§ **Direction**
Below are some records. Say how many of their lines contain the string "Received", and give nothing but the number.
:::
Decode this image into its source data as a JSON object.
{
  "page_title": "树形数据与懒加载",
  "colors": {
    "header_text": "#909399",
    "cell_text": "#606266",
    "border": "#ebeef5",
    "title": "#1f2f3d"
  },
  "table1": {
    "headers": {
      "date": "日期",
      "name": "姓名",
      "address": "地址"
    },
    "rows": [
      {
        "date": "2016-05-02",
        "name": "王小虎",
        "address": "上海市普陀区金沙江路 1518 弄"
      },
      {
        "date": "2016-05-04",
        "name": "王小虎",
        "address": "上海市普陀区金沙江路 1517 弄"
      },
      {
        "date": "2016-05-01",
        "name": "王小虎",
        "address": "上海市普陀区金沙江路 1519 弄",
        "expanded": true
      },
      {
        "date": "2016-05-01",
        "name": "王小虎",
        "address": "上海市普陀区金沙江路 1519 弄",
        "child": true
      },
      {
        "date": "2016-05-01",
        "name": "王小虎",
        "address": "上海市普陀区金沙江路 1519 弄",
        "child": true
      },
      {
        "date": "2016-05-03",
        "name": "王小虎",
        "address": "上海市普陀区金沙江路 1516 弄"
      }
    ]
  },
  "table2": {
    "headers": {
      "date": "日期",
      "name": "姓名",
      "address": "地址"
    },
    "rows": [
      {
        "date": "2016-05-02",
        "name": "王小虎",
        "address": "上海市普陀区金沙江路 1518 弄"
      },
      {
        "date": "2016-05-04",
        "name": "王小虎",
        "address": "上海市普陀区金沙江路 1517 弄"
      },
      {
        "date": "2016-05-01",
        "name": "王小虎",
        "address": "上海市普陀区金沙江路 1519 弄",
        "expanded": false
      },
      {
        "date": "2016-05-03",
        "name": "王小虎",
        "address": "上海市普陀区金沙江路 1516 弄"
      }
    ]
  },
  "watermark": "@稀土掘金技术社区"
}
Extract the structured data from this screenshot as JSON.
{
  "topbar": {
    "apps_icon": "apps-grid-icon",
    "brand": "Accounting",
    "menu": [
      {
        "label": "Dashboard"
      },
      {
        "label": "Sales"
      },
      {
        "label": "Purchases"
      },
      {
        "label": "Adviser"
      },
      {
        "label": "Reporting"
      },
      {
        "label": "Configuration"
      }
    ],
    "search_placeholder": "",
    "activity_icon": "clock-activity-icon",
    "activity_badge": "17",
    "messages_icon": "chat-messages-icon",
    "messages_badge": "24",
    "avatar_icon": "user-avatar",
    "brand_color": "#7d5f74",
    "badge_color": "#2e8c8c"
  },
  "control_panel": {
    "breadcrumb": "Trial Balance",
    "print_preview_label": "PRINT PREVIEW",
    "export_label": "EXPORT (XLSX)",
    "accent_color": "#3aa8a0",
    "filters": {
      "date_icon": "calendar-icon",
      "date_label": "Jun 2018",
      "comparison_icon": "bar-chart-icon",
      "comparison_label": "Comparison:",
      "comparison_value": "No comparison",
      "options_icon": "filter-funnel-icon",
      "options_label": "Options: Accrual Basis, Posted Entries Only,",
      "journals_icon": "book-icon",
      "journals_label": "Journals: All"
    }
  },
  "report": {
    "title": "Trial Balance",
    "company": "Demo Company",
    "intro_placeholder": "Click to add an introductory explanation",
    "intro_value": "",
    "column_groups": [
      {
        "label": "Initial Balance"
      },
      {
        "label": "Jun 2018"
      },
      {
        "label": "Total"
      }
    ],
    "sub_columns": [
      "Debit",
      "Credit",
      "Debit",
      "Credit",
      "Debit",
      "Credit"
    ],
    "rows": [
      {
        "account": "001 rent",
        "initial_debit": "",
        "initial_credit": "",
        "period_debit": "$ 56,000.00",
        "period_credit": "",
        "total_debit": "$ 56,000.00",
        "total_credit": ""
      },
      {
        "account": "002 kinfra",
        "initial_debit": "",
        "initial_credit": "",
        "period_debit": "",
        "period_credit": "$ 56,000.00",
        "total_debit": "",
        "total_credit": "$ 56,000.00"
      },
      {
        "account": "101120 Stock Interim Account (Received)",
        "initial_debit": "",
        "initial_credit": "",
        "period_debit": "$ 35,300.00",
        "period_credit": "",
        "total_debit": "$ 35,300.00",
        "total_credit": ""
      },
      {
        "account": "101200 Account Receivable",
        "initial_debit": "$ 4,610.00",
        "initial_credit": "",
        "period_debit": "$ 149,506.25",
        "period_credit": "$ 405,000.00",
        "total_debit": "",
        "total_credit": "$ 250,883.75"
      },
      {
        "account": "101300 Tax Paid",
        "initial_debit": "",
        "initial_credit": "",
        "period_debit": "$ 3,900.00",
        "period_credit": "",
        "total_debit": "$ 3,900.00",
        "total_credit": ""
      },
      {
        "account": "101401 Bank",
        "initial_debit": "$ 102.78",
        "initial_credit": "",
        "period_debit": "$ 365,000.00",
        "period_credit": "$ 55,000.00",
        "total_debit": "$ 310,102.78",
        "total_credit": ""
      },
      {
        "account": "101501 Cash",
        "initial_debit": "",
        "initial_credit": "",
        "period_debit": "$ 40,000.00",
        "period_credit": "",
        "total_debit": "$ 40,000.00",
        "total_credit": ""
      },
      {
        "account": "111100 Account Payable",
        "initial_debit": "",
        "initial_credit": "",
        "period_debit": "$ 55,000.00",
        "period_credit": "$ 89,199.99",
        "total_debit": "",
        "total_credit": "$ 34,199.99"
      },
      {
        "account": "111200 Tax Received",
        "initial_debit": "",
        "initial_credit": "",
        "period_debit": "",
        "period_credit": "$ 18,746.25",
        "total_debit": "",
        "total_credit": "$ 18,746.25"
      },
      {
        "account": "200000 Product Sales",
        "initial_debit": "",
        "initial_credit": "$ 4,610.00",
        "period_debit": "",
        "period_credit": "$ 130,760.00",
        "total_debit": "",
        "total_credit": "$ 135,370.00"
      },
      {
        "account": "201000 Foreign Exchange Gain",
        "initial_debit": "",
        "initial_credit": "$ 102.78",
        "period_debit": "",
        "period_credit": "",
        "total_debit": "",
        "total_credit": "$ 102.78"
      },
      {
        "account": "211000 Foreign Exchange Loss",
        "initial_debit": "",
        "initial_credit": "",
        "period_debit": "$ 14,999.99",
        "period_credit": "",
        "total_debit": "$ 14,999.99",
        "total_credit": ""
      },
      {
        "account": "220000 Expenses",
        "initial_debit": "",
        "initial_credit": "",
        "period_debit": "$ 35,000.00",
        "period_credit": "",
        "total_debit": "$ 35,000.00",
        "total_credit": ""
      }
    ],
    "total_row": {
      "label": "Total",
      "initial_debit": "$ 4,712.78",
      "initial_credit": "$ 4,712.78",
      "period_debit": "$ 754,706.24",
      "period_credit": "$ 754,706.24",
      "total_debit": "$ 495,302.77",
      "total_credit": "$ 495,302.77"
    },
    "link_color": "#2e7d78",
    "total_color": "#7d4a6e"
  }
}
:::
§ **Answer to the problem**
2